Task data ::
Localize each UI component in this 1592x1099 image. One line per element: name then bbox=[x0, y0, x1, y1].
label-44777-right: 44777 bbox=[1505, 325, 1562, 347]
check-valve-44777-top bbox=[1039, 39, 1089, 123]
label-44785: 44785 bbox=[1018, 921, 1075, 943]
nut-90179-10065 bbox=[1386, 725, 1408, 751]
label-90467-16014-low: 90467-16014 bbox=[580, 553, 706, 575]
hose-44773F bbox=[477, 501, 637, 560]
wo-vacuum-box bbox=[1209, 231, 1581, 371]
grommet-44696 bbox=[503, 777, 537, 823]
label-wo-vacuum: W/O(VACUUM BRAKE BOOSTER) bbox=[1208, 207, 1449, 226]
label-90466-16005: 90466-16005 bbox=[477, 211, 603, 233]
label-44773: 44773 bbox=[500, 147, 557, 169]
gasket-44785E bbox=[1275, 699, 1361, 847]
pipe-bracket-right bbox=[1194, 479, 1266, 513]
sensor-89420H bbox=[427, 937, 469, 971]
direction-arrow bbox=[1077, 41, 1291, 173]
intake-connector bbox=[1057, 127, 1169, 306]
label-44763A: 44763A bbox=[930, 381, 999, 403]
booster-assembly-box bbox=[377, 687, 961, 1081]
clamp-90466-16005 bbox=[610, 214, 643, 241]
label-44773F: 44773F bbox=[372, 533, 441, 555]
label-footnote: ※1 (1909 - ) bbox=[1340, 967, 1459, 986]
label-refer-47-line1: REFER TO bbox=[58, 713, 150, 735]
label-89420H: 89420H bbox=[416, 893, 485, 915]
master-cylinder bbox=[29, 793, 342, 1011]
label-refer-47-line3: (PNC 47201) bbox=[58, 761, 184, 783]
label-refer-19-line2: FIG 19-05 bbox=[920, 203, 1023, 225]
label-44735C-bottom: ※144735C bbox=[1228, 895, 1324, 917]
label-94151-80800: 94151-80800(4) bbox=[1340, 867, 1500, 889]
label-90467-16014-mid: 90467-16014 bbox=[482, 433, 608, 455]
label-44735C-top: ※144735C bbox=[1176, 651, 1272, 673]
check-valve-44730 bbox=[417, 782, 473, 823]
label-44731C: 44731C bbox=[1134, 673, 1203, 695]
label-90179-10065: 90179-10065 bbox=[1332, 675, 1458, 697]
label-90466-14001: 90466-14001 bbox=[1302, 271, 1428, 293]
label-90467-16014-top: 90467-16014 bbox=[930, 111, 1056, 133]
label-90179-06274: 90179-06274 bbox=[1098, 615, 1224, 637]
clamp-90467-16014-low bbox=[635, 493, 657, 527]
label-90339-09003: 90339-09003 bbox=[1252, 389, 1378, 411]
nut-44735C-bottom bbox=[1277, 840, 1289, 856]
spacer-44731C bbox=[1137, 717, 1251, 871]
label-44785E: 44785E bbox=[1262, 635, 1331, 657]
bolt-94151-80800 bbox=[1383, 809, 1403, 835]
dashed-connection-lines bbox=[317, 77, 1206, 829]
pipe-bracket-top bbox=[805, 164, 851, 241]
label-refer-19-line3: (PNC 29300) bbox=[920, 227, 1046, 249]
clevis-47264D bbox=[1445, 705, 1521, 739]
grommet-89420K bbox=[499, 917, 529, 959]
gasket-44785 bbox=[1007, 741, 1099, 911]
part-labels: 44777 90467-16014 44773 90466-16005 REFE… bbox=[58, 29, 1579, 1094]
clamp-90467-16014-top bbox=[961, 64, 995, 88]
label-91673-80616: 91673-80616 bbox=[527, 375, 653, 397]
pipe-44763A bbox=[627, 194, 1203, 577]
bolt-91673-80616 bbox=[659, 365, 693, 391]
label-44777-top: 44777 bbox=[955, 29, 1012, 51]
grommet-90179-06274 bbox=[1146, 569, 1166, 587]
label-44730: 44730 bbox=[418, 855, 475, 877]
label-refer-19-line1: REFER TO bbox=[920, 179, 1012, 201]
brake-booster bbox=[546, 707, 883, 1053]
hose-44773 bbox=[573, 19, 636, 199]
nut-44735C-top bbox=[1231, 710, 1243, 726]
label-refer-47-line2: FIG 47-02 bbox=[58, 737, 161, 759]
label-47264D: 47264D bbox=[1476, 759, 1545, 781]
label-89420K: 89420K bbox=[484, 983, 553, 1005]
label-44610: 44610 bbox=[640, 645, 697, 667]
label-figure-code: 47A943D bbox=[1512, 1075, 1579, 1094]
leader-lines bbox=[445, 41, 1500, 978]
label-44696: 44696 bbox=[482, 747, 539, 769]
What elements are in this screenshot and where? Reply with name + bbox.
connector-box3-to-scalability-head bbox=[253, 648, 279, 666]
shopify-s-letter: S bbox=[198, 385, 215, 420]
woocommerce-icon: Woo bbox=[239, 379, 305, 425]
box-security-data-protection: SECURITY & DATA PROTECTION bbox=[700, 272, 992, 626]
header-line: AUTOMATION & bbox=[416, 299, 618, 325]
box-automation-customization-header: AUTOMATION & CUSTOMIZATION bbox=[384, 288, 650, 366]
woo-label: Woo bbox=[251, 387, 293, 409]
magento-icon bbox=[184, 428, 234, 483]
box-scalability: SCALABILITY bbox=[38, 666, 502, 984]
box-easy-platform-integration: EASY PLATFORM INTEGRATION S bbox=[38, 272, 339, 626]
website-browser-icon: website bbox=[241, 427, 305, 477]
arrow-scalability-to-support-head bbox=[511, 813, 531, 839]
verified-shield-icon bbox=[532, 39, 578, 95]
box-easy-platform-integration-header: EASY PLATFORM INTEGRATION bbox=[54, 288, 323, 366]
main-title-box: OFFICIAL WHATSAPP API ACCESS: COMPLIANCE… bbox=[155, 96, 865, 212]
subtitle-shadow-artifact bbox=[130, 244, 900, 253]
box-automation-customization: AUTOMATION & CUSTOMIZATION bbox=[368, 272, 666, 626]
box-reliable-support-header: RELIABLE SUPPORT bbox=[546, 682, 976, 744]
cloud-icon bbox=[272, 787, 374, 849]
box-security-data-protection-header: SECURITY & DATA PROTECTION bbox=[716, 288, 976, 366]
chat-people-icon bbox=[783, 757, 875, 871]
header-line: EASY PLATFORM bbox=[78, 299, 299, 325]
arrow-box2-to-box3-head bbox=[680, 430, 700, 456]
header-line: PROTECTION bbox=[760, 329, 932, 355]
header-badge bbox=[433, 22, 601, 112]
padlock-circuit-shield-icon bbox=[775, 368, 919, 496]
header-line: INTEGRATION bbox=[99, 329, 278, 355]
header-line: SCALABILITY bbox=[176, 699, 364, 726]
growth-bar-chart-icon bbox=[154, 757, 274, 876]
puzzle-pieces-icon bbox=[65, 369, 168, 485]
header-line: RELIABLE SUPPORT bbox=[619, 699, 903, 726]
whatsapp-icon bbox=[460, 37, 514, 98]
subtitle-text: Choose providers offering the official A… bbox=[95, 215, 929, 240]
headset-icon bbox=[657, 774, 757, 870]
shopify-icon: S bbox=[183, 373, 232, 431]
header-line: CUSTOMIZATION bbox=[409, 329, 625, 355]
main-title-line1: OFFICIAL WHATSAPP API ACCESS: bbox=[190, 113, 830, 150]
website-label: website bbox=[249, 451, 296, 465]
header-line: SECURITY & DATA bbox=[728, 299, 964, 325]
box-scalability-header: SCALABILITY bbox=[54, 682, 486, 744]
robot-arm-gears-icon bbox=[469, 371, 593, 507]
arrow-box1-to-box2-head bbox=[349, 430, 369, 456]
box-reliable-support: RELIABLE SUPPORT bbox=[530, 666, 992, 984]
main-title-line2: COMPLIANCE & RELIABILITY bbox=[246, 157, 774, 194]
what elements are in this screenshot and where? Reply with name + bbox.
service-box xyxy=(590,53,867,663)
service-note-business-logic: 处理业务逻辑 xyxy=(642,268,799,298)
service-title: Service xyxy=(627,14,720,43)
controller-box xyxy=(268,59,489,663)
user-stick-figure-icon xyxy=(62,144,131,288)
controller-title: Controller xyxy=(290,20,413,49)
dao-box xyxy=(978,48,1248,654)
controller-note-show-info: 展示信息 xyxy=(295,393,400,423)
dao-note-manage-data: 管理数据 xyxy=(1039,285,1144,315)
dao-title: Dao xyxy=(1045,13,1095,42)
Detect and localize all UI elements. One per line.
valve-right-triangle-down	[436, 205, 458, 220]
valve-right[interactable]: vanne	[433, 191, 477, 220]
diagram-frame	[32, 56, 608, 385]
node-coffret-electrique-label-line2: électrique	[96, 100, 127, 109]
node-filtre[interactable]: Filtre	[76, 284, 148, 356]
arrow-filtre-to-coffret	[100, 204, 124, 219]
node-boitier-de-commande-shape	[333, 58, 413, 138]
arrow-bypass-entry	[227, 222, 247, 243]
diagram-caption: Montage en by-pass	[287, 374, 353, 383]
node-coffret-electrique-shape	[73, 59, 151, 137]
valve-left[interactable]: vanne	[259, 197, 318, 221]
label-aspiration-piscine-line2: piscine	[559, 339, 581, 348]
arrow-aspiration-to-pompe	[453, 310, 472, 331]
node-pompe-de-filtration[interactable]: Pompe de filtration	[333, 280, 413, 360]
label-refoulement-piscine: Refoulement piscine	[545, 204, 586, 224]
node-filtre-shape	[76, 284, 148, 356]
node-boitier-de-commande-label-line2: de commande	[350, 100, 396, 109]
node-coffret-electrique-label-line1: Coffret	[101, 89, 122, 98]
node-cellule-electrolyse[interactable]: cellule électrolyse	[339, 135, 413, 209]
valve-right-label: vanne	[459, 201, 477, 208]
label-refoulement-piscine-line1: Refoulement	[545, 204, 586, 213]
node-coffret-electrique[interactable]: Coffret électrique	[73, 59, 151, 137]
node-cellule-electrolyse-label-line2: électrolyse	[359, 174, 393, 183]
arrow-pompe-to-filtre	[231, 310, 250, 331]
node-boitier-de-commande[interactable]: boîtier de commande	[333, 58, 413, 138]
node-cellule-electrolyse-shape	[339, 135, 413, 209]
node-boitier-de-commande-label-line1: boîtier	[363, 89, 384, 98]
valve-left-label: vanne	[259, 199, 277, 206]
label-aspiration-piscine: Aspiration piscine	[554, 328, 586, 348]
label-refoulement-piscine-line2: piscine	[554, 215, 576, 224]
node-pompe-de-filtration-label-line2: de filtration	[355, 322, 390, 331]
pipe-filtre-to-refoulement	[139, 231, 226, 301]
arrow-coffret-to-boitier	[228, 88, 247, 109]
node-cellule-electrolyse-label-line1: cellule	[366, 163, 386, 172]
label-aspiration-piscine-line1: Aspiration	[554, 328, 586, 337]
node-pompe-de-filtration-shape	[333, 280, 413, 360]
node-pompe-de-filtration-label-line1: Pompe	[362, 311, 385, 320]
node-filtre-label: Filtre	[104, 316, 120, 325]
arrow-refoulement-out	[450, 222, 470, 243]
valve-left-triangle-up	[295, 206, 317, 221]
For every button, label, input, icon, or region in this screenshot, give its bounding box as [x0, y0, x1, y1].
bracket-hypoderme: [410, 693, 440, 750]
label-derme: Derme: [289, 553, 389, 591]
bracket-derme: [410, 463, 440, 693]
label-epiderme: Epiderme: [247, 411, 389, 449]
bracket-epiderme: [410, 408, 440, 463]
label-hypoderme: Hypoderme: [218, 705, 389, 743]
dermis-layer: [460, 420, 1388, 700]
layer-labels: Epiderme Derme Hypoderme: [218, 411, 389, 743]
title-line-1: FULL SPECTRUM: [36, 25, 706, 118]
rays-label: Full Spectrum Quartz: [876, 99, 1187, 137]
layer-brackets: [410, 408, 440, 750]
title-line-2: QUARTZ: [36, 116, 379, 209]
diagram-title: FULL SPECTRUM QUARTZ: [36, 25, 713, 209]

Directions ::
Can you give the rows again from the first one through the line with "direction-arrow bbox=[1077, 41, 1291, 173]", substituting "washer" for "grommet" and leaving everything else the same?

Written solution ::
Localize each UI component in this 1592x1099 image. One line per element: name then bbox=[x0, y0, x1, y1].
label-44777-right: 44777 bbox=[1505, 325, 1562, 347]
check-valve-44777-top bbox=[1039, 39, 1089, 123]
label-44785: 44785 bbox=[1018, 921, 1075, 943]
nut-90179-10065 bbox=[1386, 725, 1408, 751]
label-90467-16014-low: 90467-16014 bbox=[580, 553, 706, 575]
hose-44773F bbox=[477, 501, 637, 560]
wo-vacuum-box bbox=[1209, 231, 1581, 371]
washer-44696 bbox=[503, 777, 537, 823]
label-wo-vacuum: W/O(VACUUM BRAKE BOOSTER) bbox=[1208, 207, 1449, 226]
label-90466-16005: 90466-16005 bbox=[477, 211, 603, 233]
label-44773: 44773 bbox=[500, 147, 557, 169]
gasket-44785E bbox=[1275, 699, 1361, 847]
pipe-bracket-right bbox=[1194, 479, 1266, 513]
sensor-89420H bbox=[427, 937, 469, 971]
direction-arrow bbox=[1077, 41, 1291, 173]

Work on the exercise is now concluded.